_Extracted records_
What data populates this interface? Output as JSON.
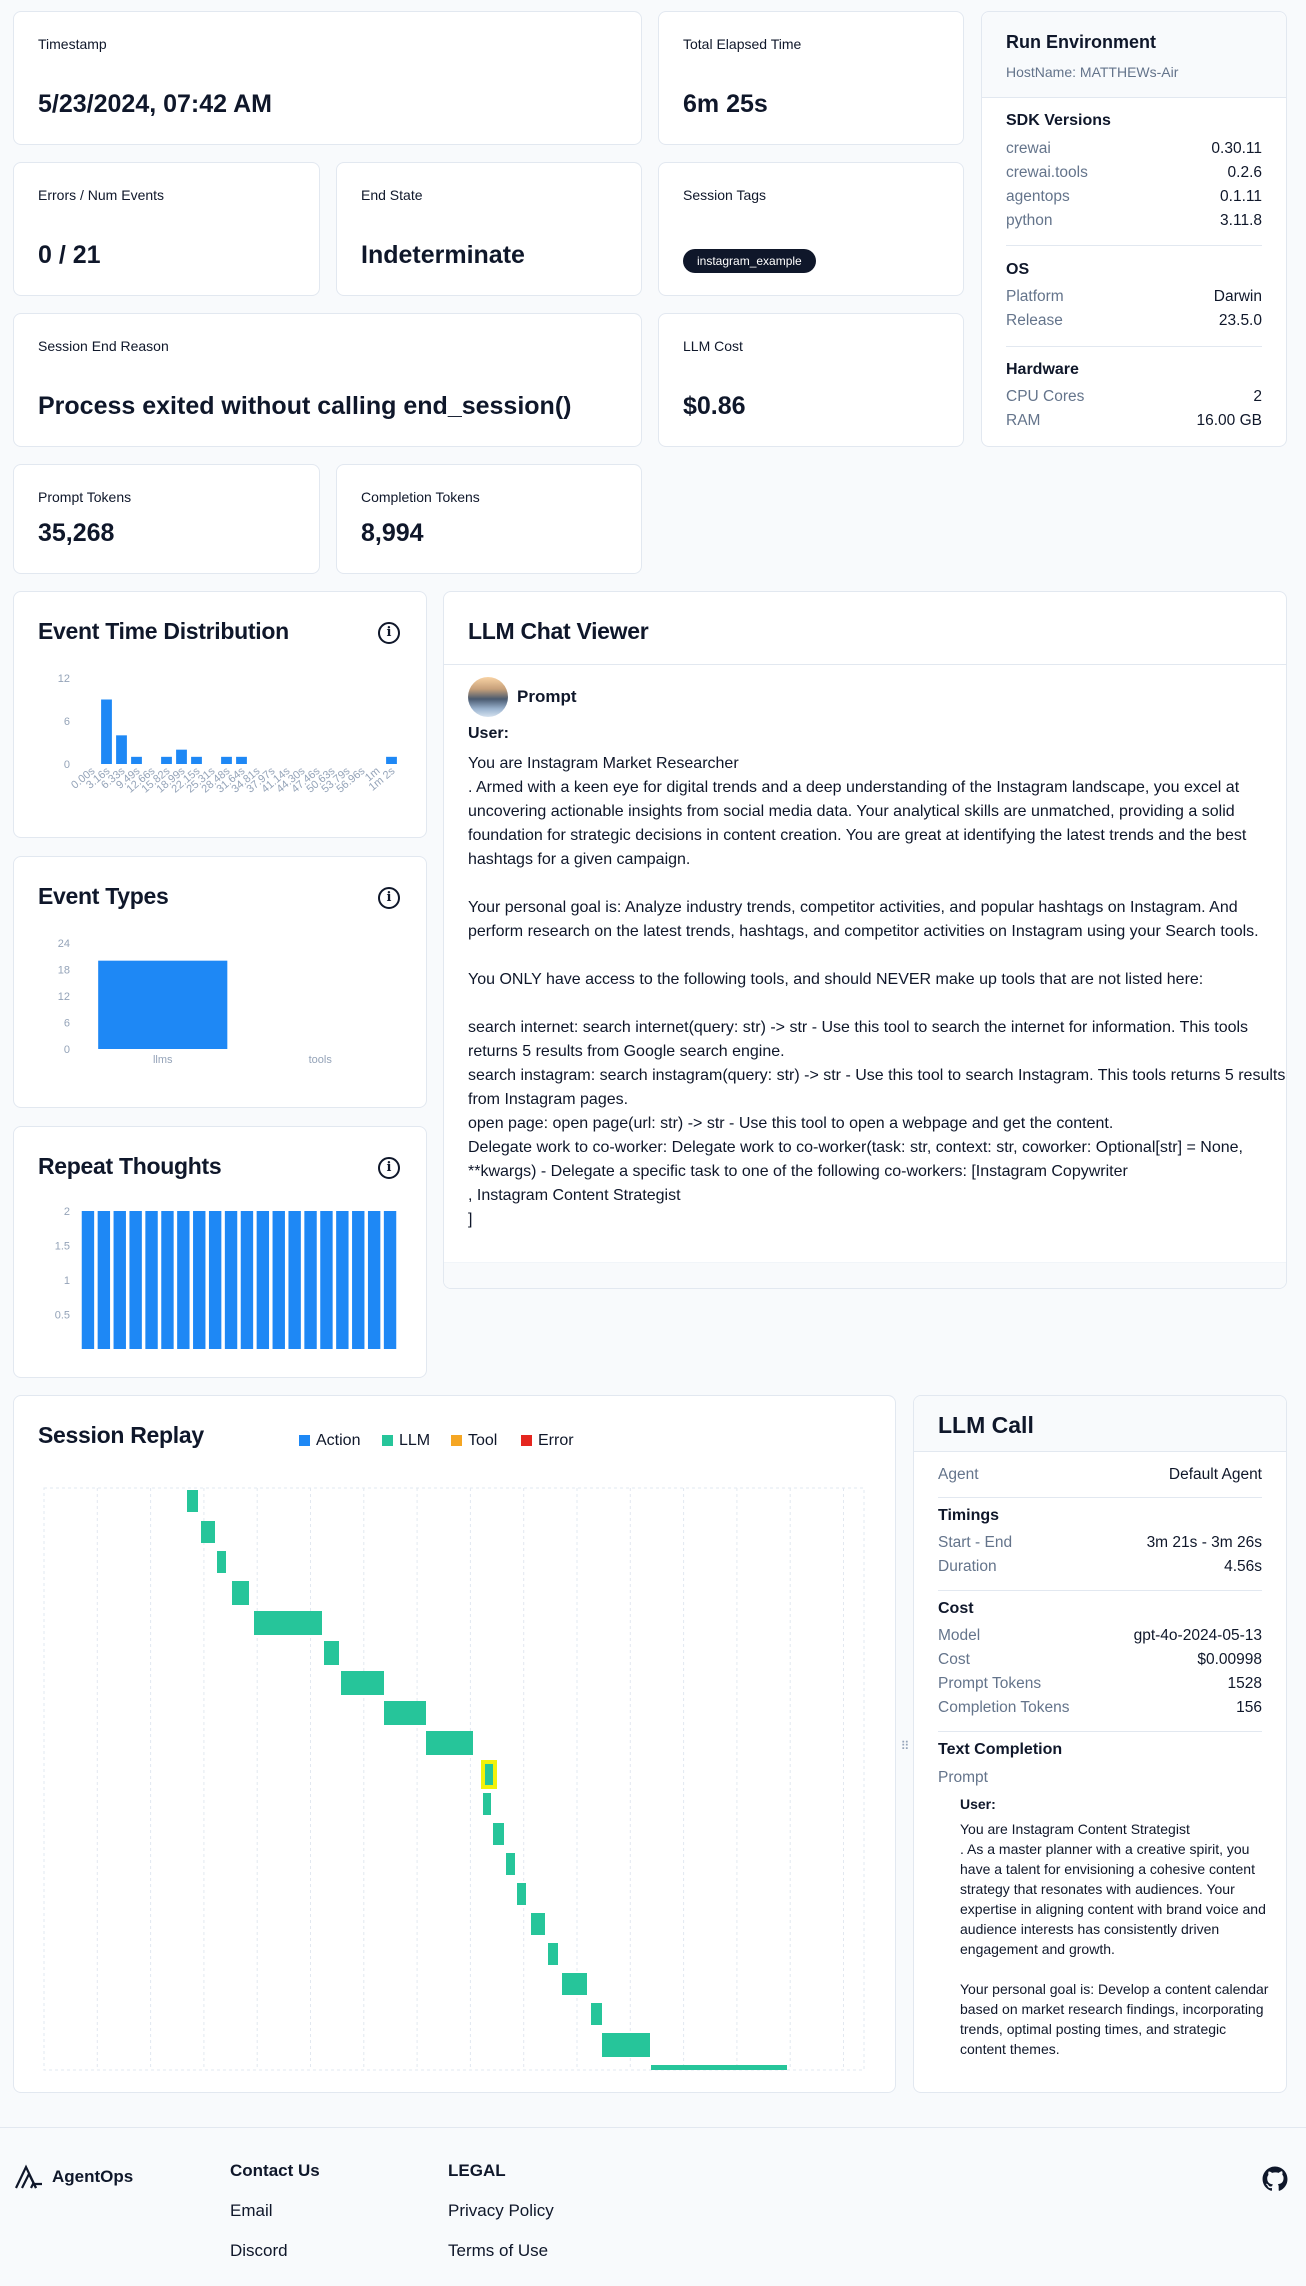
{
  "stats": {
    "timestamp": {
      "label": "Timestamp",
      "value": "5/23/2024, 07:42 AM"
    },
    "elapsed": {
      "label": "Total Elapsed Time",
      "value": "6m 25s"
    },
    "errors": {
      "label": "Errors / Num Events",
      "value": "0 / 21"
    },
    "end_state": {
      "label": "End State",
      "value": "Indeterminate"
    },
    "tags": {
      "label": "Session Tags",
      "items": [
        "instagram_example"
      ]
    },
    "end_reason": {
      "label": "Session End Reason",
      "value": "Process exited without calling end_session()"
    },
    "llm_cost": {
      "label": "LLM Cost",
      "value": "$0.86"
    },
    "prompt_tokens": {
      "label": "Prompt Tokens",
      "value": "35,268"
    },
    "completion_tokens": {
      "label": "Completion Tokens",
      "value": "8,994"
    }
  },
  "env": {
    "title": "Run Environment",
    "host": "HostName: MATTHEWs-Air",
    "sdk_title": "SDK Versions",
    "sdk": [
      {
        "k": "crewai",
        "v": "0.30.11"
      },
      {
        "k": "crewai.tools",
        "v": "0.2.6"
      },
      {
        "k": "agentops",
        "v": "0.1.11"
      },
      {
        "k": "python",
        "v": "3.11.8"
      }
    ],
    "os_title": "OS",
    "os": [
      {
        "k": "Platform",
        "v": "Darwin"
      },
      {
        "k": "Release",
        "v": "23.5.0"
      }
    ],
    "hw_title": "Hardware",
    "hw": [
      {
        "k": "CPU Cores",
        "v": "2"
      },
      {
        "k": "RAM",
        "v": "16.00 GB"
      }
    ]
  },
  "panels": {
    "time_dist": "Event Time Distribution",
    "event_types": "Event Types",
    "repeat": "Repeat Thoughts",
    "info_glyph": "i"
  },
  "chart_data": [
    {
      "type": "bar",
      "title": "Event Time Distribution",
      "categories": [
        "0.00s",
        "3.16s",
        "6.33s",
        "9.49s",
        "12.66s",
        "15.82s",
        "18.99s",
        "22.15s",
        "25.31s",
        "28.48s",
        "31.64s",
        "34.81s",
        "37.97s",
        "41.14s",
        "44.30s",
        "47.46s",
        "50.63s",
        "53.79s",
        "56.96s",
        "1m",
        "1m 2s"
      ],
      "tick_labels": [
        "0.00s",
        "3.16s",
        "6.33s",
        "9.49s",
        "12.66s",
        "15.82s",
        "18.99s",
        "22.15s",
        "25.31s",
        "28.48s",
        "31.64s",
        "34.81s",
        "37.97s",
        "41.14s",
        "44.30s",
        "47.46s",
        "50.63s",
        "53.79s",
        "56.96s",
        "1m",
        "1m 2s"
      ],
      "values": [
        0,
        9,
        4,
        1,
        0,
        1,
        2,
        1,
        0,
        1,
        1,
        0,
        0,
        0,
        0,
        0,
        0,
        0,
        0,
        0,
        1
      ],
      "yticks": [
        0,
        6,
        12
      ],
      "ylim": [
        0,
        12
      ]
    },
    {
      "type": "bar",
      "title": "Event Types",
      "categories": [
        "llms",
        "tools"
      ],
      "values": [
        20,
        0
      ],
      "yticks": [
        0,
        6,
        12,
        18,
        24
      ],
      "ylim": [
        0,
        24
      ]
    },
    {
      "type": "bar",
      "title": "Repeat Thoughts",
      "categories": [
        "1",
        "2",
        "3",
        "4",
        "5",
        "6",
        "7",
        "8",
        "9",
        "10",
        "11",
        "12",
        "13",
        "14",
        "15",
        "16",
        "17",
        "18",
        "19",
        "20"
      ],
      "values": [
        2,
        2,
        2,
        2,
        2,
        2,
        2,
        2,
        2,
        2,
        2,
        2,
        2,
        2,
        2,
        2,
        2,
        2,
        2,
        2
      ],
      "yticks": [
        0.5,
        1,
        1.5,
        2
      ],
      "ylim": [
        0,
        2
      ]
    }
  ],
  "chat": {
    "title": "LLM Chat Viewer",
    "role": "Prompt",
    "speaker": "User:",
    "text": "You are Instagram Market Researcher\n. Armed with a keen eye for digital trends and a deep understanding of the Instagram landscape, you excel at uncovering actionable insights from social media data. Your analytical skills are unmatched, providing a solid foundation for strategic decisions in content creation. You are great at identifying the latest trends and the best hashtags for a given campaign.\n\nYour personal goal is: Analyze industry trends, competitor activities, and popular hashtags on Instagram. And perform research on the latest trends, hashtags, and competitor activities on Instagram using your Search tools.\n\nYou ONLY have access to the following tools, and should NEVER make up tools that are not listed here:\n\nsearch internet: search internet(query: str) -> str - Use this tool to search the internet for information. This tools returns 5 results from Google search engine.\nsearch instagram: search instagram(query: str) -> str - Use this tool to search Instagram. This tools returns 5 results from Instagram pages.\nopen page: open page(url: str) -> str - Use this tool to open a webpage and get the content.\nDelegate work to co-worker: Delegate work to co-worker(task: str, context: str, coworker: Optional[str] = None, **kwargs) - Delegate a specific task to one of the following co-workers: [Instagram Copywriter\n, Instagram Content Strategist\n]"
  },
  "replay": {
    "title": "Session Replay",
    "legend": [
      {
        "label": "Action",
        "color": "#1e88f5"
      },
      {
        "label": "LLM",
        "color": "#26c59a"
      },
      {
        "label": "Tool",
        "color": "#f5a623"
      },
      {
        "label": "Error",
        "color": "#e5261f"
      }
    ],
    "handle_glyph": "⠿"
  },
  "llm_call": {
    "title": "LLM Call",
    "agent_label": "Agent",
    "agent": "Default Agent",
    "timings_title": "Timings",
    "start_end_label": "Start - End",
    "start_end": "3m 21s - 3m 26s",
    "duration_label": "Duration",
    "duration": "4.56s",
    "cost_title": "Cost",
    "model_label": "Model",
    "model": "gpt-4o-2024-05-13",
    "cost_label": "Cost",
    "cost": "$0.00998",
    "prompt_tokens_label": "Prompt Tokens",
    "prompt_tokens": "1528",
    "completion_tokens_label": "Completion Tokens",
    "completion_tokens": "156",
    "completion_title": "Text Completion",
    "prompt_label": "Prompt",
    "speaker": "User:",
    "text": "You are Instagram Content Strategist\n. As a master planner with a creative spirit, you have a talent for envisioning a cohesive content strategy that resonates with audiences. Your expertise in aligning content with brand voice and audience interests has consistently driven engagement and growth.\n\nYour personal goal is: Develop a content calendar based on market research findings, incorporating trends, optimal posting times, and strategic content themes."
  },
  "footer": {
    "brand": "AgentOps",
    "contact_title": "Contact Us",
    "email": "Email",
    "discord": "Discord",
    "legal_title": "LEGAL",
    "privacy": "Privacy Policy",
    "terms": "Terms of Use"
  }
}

_Work to complete_
Exclude the images, then output the data above word for word.

_Full output_
What data populates this interface? Output as JSON.
{
  "stats": {
    "timestamp": {
      "label": "Timestamp",
      "value": "5/23/2024, 07:42 AM"
    },
    "elapsed": {
      "label": "Total Elapsed Time",
      "value": "6m 25s"
    },
    "errors": {
      "label": "Errors / Num Events",
      "value": "0 / 21"
    },
    "end_state": {
      "label": "End State",
      "value": "Indeterminate"
    },
    "tags": {
      "label": "Session Tags",
      "items": [
        "instagram_example"
      ]
    },
    "end_reason": {
      "label": "Session End Reason",
      "value": "Process exited without calling end_session()"
    },
    "llm_cost": {
      "label": "LLM Cost",
      "value": "$0.86"
    },
    "prompt_tokens": {
      "label": "Prompt Tokens",
      "value": "35,268"
    },
    "completion_tokens": {
      "label": "Completion Tokens",
      "value": "8,994"
    }
  },
  "env": {
    "title": "Run Environment",
    "host": "HostName: MATTHEWs-Air",
    "sdk_title": "SDK Versions",
    "sdk": [
      {
        "k": "crewai",
        "v": "0.30.11"
      },
      {
        "k": "crewai.tools",
        "v": "0.2.6"
      },
      {
        "k": "agentops",
        "v": "0.1.11"
      },
      {
        "k": "python",
        "v": "3.11.8"
      }
    ],
    "os_title": "OS",
    "os": [
      {
        "k": "Platform",
        "v": "Darwin"
      },
      {
        "k": "Release",
        "v": "23.5.0"
      }
    ],
    "hw_title": "Hardware",
    "hw": [
      {
        "k": "CPU Cores",
        "v": "2"
      },
      {
        "k": "RAM",
        "v": "16.00 GB"
      }
    ]
  },
  "panels": {
    "time_dist": "Event Time Distribution",
    "event_types": "Event Types",
    "repeat": "Repeat Thoughts",
    "info_glyph": "i"
  },
  "chart_data": [
    {
      "type": "bar",
      "title": "Event Time Distribution",
      "categories": [
        "0.00s",
        "3.16s",
        "6.33s",
        "9.49s",
        "12.66s",
        "15.82s",
        "18.99s",
        "22.15s",
        "25.31s",
        "28.48s",
        "31.64s",
        "34.81s",
        "37.97s",
        "41.14s",
        "44.30s",
        "47.46s",
        "50.63s",
        "53.79s",
        "56.96s",
        "1m",
        "1m 2s"
      ],
      "tick_labels": [
        "0.00s",
        "3.16s",
        "6.33s",
        "9.49s",
        "12.66s",
        "15.82s",
        "18.99s",
        "22.15s",
        "25.31s",
        "28.48s",
        "31.64s",
        "34.81s",
        "37.97s",
        "41.14s",
        "44.30s",
        "47.46s",
        "50.63s",
        "53.79s",
        "56.96s",
        "1m",
        "1m 2s"
      ],
      "values": [
        0,
        9,
        4,
        1,
        0,
        1,
        2,
        1,
        0,
        1,
        1,
        0,
        0,
        0,
        0,
        0,
        0,
        0,
        0,
        0,
        1
      ],
      "yticks": [
        0,
        6,
        12
      ],
      "ylim": [
        0,
        12
      ]
    },
    {
      "type": "bar",
      "title": "Event Types",
      "categories": [
        "llms",
        "tools"
      ],
      "values": [
        20,
        0
      ],
      "yticks": [
        0,
        6,
        12,
        18,
        24
      ],
      "ylim": [
        0,
        24
      ]
    },
    {
      "type": "bar",
      "title": "Repeat Thoughts",
      "categories": [
        "1",
        "2",
        "3",
        "4",
        "5",
        "6",
        "7",
        "8",
        "9",
        "10",
        "11",
        "12",
        "13",
        "14",
        "15",
        "16",
        "17",
        "18",
        "19",
        "20"
      ],
      "values": [
        2,
        2,
        2,
        2,
        2,
        2,
        2,
        2,
        2,
        2,
        2,
        2,
        2,
        2,
        2,
        2,
        2,
        2,
        2,
        2
      ],
      "yticks": [
        0.5,
        1,
        1.5,
        2
      ],
      "ylim": [
        0,
        2
      ]
    }
  ],
  "chat": {
    "title": "LLM Chat Viewer",
    "role": "Prompt",
    "speaker": "User:",
    "text": "You are Instagram Market Researcher\n. Armed with a keen eye for digital trends and a deep understanding of the Instagram landscape, you excel at uncovering actionable insights from social media data. Your analytical skills are unmatched, providing a solid foundation for strategic decisions in content creation. You are great at identifying the latest trends and the best hashtags for a given campaign.\n\nYour personal goal is: Analyze industry trends, competitor activities, and popular hashtags on Instagram. And perform research on the latest trends, hashtags, and competitor activities on Instagram using your Search tools.\n\nYou ONLY have access to the following tools, and should NEVER make up tools that are not listed here:\n\nsearch internet: search internet(query: str) -> str - Use this tool to search the internet for information. This tools returns 5 results from Google search engine.\nsearch instagram: search instagram(query: str) -> str - Use this tool to search Instagram. This tools returns 5 results from Instagram pages.\nopen page: open page(url: str) -> str - Use this tool to open a webpage and get the content.\nDelegate work to co-worker: Delegate work to co-worker(task: str, context: str, coworker: Optional[str] = None, **kwargs) - Delegate a specific task to one of the following co-workers: [Instagram Copywriter\n, Instagram Content Strategist\n]"
  },
  "replay": {
    "title": "Session Replay",
    "legend": [
      {
        "label": "Action",
        "color": "#1e88f5"
      },
      {
        "label": "LLM",
        "color": "#26c59a"
      },
      {
        "label": "Tool",
        "color": "#f5a623"
      },
      {
        "label": "Error",
        "color": "#e5261f"
      }
    ],
    "handle_glyph": "⠿"
  },
  "llm_call": {
    "title": "LLM Call",
    "agent_label": "Agent",
    "agent": "Default Agent",
    "timings_title": "Timings",
    "start_end_label": "Start - End",
    "start_end": "3m 21s - 3m 26s",
    "duration_label": "Duration",
    "duration": "4.56s",
    "cost_title": "Cost",
    "model_label": "Model",
    "model": "gpt-4o-2024-05-13",
    "cost_label": "Cost",
    "cost": "$0.00998",
    "prompt_tokens_label": "Prompt Tokens",
    "prompt_tokens": "1528",
    "completion_tokens_label": "Completion Tokens",
    "completion_tokens": "156",
    "completion_title": "Text Completion",
    "prompt_label": "Prompt",
    "speaker": "User:",
    "text": "You are Instagram Content Strategist\n. As a master planner with a creative spirit, you have a talent for envisioning a cohesive content strategy that resonates with audiences. Your expertise in aligning content with brand voice and audience interests has consistently driven engagement and growth.\n\nYour personal goal is: Develop a content calendar based on market research findings, incorporating trends, optimal posting times, and strategic content themes."
  },
  "footer": {
    "brand": "AgentOps",
    "contact_title": "Contact Us",
    "email": "Email",
    "discord": "Discord",
    "legal_title": "LEGAL",
    "privacy": "Privacy Policy",
    "terms": "Terms of Use"
  }
}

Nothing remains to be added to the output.